Given request: Pull out every line of the listing below that contains the string "group", copying each one in full.

Material:
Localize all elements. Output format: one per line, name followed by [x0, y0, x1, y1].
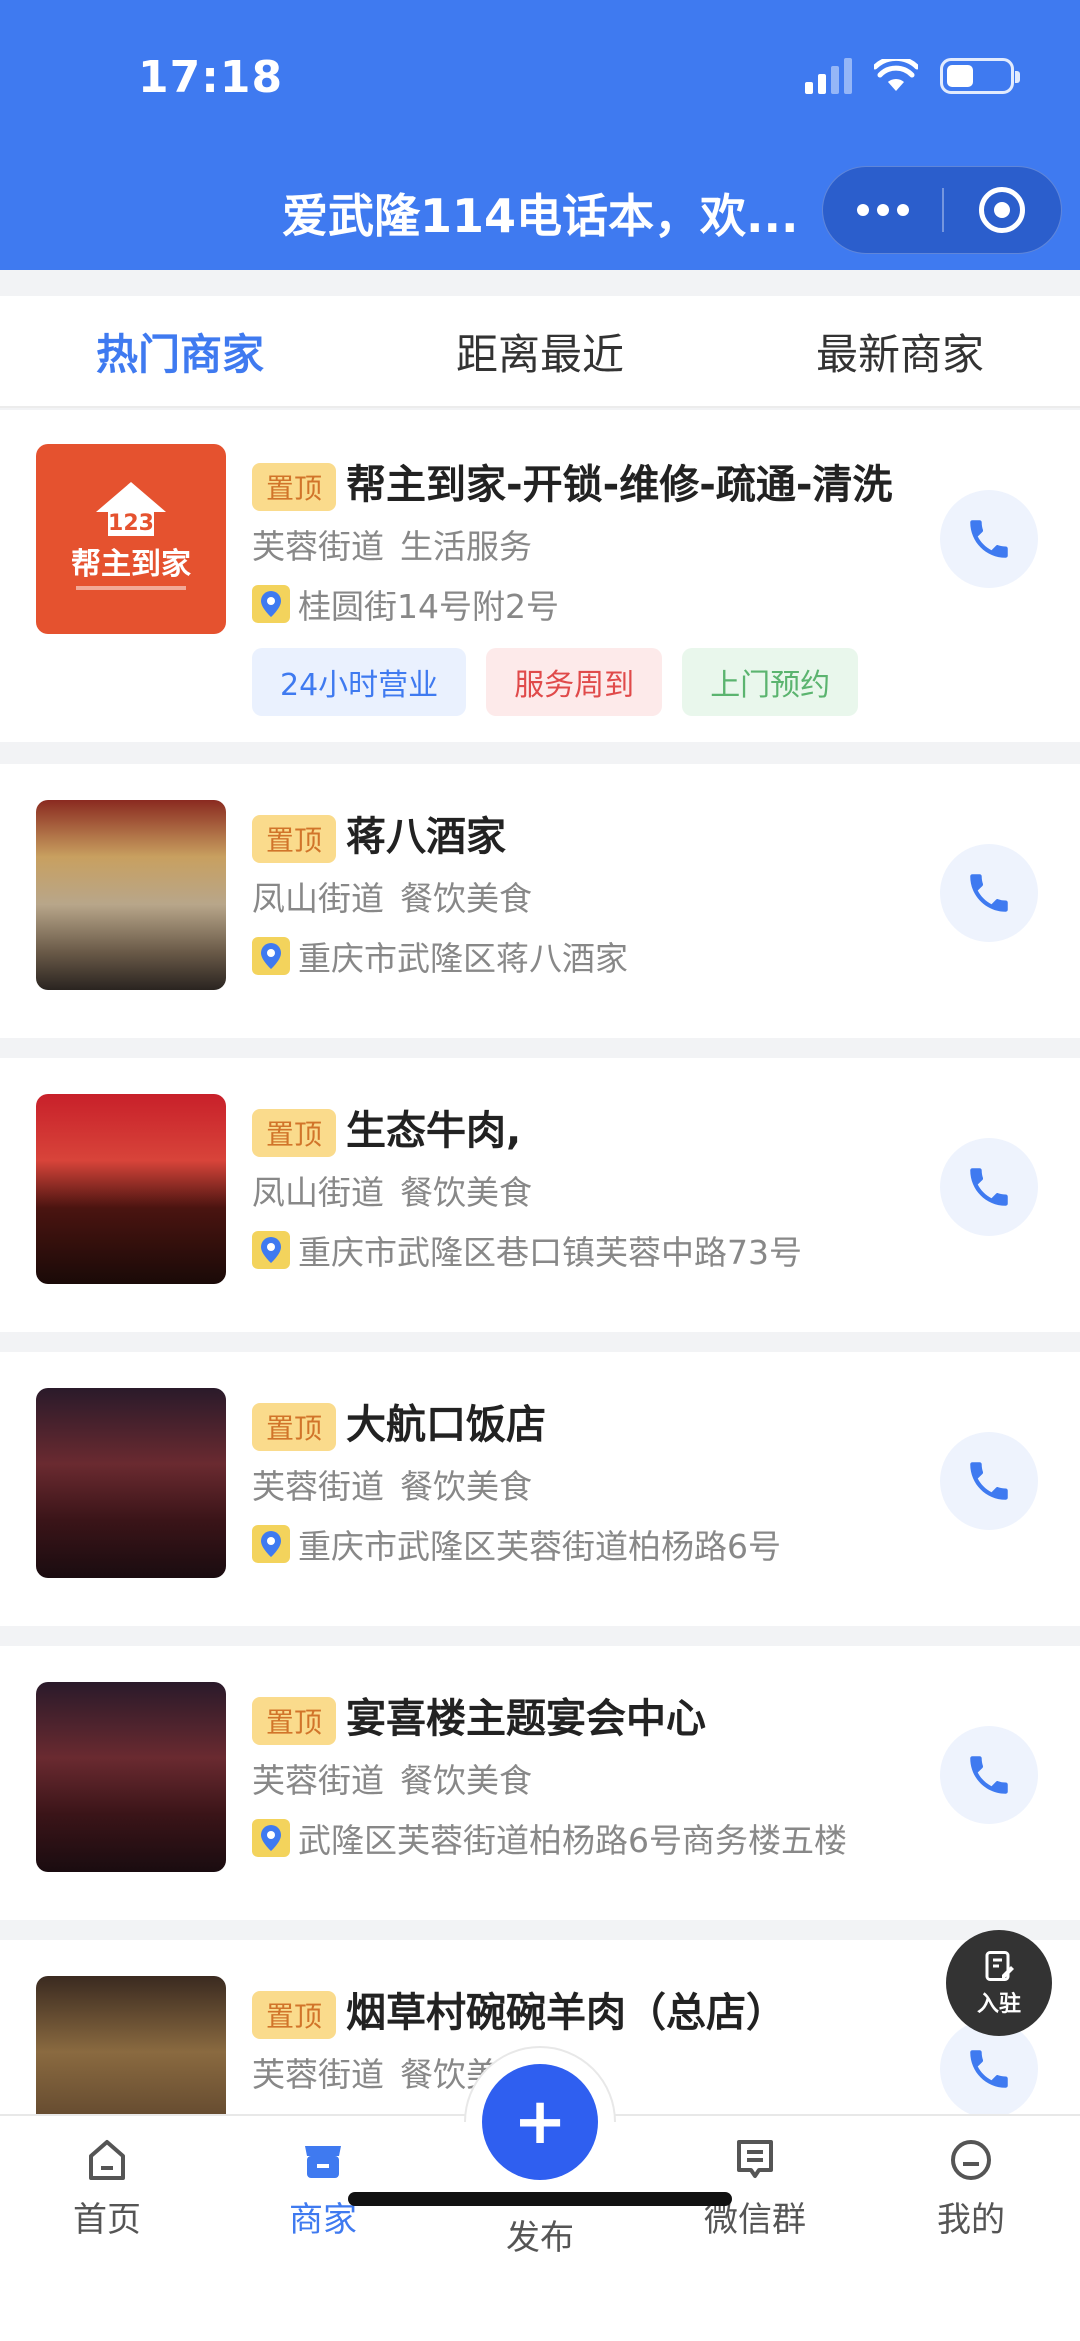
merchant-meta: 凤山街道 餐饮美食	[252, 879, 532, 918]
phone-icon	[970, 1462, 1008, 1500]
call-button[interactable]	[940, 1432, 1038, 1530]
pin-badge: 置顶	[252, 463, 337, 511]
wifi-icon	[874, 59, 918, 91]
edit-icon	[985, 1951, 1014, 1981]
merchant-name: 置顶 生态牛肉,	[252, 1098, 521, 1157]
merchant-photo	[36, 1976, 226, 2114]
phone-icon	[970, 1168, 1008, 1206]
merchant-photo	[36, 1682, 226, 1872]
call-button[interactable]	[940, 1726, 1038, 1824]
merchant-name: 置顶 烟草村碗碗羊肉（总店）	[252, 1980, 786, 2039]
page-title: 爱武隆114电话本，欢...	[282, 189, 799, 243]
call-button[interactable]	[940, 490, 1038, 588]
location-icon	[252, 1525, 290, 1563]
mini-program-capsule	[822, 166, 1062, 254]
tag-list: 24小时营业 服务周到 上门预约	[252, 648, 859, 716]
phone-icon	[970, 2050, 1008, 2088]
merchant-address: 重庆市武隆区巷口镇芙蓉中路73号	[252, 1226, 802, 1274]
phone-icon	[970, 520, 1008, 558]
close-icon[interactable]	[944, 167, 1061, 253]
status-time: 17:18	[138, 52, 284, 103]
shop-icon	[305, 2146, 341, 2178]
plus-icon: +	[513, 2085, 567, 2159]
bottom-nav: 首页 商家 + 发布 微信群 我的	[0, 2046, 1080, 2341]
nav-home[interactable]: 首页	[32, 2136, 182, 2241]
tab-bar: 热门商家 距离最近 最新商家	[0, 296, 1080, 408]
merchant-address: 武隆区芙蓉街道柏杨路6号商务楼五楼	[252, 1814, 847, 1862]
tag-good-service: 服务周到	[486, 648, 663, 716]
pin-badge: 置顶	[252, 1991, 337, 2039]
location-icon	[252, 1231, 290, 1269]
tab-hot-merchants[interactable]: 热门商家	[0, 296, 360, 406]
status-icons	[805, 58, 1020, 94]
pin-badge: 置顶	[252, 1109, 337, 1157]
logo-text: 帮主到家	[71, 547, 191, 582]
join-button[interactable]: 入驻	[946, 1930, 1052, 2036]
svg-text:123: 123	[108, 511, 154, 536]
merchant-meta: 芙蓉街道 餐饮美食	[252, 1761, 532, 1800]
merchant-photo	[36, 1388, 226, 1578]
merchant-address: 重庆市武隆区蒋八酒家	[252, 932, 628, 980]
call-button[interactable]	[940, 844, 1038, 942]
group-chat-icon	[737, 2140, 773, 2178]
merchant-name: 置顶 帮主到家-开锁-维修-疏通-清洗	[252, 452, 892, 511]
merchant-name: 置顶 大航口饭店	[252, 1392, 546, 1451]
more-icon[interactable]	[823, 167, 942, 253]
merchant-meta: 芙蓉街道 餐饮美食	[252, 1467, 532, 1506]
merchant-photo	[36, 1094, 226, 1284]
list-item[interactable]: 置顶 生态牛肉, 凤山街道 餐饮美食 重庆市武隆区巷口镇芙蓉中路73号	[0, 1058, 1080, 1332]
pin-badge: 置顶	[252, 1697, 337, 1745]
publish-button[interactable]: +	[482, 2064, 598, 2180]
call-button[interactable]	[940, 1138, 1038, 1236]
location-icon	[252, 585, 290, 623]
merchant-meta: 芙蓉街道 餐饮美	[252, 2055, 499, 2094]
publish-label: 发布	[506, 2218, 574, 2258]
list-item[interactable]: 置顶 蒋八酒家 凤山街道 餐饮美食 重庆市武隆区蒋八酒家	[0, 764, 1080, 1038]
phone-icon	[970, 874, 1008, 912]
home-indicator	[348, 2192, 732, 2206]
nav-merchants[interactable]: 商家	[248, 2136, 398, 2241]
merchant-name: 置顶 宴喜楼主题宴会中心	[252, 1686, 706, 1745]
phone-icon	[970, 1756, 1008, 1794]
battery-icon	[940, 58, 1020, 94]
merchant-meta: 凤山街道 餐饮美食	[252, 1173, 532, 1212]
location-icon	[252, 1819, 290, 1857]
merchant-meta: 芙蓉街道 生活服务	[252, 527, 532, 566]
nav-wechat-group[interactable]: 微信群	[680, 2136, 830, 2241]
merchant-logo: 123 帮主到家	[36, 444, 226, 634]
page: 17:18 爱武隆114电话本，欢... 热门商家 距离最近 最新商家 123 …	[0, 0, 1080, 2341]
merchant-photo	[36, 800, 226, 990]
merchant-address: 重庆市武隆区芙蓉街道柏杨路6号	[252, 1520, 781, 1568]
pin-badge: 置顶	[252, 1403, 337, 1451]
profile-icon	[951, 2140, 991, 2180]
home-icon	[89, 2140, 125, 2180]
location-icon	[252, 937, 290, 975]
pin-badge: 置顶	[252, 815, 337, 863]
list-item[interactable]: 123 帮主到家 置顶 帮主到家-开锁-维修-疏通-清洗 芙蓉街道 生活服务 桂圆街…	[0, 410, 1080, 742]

Output below:
group-chat-icon	[737, 2140, 773, 2178]
nav-wechat-group[interactable]: 微信群	[680, 2136, 830, 2241]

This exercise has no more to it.